DIRECTION:
Search the entries for the word "capable" and pull out each line that has it.
════════════════════
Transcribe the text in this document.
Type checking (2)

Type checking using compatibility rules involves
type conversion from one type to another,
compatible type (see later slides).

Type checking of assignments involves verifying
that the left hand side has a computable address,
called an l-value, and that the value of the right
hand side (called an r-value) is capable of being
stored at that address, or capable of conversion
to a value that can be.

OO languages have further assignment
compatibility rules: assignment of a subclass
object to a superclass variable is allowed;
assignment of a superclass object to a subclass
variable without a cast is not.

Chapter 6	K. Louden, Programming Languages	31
════════════════════
RESULT OF THIS EXERCISE:
hand side (called an r-value) is capable of being
stored at that address, or capable of conversion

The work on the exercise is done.